Waking up each morning, I know that my day is going to go exactly how two little creatures decide it will go. The tone is set the moment I walk into the room. Each day it’s a new game of logistical prowess. Can I get them dressed and ready with no breakdowns? Can I outwit their cranky tendencies and keep them interested in things that are fun? Or will I be dragged down by petty fights, whining, crying and frivolous attack? It’s a toss up.
Getting dressed determines the day. I have learned the hard way that what might seem an innocuous request for a different jacket or pair of socks is really a trap. I no longer give them options. They cannot handle options. And since we have very few exactly matching outfits, I will almost never win the “choose which shirt you want to wear” game.
Having twins, I feel like the daily battles I fight must surely differ from that of parents of singletons or children spaced apart. They may have different, equally antagonizing behavior, but having twins must present its own unique set of fights and problems.
Without further ado, I give you my morning:
“Good morning, babies!”
Whargaarble. Oh, great, one of those days.
Natalina pipes up. “Ojoon jacket.” Seems reasonable, except that we only have one orange jacket, and Dulce always wears it.
“Yeah,” Dulce agrees. “Ojoon jacket.”
“Okay,” I say, making a rookie mistake. “Dulce will get the orange jacket and you can wear the pink jacket you always wear when Dulce wears the orange jacket.”
Tears and tantrums. No, I think. We are not doing this today. Not to mention, I’d already picked out the polka dotted outfits.
|I think they finally broke my camera. Sorry for the low quality.|
I tell them there will be no orange jacket today. Perhaps tomorrow. Today we are wearing the dots. I attempt to dress Dulce first. She usually wears the white. Natalina, however, decides that today she wants the white. Tears and tantrums.
Thankfully, Dulce is still caught up in the orange jacket desire. I sate her with an orange shirt, and for some heavenly reason, she decides not to fight for the white polka dots. I quickly switch the outfits with a sleight-of-hand skill I picked up when they turned about a year. Everything goes swimmingly for about two minutes while I dress Natalina.

[Records]
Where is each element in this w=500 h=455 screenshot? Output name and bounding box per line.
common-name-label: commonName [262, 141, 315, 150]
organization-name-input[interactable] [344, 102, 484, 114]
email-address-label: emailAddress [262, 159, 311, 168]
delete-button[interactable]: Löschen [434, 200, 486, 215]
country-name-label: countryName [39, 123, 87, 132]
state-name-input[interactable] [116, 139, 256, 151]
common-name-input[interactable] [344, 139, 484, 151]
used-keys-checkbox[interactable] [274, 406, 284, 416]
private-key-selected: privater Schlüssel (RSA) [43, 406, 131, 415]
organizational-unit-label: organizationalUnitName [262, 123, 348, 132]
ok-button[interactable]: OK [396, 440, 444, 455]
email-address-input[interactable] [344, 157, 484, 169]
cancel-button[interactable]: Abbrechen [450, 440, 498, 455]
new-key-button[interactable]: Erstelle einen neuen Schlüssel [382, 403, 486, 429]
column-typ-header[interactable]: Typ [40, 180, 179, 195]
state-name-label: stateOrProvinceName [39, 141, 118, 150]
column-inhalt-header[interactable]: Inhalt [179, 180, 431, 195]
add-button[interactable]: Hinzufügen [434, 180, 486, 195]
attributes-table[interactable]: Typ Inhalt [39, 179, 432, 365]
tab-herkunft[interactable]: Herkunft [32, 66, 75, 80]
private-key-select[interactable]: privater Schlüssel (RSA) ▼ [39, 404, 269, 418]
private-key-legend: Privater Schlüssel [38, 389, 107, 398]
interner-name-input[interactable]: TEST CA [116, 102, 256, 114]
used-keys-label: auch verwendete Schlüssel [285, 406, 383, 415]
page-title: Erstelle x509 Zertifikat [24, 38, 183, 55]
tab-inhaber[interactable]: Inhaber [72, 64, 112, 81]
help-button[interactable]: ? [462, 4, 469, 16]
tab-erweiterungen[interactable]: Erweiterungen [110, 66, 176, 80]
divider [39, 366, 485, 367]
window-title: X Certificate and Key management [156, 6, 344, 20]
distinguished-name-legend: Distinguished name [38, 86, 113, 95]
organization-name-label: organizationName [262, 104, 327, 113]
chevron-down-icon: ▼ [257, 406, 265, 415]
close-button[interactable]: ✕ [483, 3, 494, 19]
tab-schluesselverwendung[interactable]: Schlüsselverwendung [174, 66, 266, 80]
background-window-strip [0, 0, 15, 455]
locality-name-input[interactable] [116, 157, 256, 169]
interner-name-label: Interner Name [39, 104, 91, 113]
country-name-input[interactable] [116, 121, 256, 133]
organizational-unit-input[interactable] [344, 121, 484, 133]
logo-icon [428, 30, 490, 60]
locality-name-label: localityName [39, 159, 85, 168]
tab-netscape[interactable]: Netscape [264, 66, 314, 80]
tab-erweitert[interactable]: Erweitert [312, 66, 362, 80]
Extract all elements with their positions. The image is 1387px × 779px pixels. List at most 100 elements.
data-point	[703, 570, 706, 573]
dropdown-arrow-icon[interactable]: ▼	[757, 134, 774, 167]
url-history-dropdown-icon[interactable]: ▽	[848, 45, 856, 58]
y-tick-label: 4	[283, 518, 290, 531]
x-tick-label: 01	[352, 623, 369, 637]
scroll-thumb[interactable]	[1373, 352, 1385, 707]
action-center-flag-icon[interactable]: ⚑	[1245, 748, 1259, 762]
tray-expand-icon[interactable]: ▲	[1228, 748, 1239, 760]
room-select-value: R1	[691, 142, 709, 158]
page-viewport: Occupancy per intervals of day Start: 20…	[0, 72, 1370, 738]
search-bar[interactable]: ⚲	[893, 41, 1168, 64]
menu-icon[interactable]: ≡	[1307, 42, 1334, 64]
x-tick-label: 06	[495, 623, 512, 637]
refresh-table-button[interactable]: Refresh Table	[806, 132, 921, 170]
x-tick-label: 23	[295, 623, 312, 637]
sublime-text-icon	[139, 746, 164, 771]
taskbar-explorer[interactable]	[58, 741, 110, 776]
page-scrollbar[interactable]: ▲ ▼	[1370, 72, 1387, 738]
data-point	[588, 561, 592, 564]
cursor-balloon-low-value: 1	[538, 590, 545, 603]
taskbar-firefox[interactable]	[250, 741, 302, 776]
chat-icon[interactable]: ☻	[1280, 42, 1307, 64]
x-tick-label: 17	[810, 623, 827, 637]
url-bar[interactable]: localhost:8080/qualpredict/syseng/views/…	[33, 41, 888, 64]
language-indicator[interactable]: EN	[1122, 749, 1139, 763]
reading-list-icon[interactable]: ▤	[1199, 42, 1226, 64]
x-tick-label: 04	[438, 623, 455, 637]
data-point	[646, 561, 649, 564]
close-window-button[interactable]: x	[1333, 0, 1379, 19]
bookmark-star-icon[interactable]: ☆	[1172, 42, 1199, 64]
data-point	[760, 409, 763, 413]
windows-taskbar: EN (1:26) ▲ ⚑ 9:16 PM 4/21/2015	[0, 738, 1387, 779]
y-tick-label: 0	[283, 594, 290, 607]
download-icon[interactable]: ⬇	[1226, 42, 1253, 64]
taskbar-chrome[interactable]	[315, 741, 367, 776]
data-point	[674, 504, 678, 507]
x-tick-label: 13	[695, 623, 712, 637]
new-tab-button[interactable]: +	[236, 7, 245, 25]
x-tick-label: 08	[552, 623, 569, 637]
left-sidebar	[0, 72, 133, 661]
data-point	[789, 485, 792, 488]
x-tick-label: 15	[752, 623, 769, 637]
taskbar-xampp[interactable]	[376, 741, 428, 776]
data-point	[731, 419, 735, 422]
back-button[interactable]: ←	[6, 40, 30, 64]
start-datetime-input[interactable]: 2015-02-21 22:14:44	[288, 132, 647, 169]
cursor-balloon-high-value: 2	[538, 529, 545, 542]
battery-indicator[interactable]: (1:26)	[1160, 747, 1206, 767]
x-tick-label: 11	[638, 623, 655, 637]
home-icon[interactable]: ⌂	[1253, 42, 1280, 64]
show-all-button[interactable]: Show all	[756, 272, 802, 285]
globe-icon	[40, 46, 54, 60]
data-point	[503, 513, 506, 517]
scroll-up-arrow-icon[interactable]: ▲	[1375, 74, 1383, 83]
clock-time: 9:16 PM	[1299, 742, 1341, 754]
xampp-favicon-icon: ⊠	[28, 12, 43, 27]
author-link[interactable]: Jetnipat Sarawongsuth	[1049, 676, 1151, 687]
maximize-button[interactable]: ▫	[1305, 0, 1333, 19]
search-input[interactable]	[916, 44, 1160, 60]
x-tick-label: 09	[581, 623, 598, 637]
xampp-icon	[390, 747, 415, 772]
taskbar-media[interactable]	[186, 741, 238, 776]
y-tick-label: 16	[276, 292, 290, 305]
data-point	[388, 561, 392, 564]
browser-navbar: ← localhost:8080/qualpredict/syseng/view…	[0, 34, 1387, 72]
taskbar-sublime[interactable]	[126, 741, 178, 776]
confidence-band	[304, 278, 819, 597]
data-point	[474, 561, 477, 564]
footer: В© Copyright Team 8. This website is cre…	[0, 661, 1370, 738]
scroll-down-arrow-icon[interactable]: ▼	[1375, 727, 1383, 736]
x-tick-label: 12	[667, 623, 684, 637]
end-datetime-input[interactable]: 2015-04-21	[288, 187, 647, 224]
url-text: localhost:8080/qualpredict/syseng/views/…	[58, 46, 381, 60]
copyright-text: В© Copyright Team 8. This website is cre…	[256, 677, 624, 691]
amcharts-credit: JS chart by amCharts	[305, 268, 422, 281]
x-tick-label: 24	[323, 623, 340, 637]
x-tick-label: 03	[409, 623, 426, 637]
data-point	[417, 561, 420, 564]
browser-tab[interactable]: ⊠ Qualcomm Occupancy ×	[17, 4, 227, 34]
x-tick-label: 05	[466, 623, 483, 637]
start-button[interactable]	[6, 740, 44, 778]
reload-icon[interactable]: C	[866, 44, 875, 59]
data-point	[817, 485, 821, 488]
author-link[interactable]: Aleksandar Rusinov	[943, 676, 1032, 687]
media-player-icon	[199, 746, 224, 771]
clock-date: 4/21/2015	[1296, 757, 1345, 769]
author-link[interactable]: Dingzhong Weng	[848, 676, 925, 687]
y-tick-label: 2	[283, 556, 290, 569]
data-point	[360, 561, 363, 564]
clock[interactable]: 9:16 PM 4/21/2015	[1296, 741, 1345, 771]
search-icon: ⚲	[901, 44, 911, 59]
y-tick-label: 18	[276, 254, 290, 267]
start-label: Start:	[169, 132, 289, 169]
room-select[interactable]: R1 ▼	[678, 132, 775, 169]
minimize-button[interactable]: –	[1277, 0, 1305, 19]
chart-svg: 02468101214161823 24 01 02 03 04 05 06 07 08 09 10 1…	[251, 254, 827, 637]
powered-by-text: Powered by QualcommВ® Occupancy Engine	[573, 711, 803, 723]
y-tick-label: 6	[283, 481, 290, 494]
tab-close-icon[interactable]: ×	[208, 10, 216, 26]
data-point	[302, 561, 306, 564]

§ EXERCISE DIRECTIONS
Could you carry on the account of getting the twins dressed in the morning, picking up right after its last sentence?

§ EXPECTED ANSWER
Then she realizes that Dulce is getting the guitar underwear. This is my mistake. Natalina usually gets the guitar underwear, but, remember, I’d switched the outfits. I have to be strong and sternly tell her that she cannot have the guitar underwear today, even though I feel bad since it’s my error. If I attempted to make it right, I would have opened a can of worms from which there was no going back. This one would want those pants, the other would want something from the closet, and it would all end in an inferno of wailing and screaming over no good reason.
Luckily, Natalina grudgingly accepted her guitarless fate, but started fights over Dulce’s lovey. Then Dulce stole Natalina’s strawberry. Then one of them got hit by the other one. A group hug on the couch before Natalina breaks away and hides in her room, shutting the door on Dulce, causing pandemonium. Dulce steals Natalina’s fruit fork and puts it in the trash.
“Mama, my fork! Mine. Mine! Mama!”
They have been awake for two hours, and, really, this morning could have gone much worse. I feel quite talented for having avoided even more tantrums, even more extreme reactions. Still, if I hear “mine” one more time today, I may not make it.
Good morning, babies!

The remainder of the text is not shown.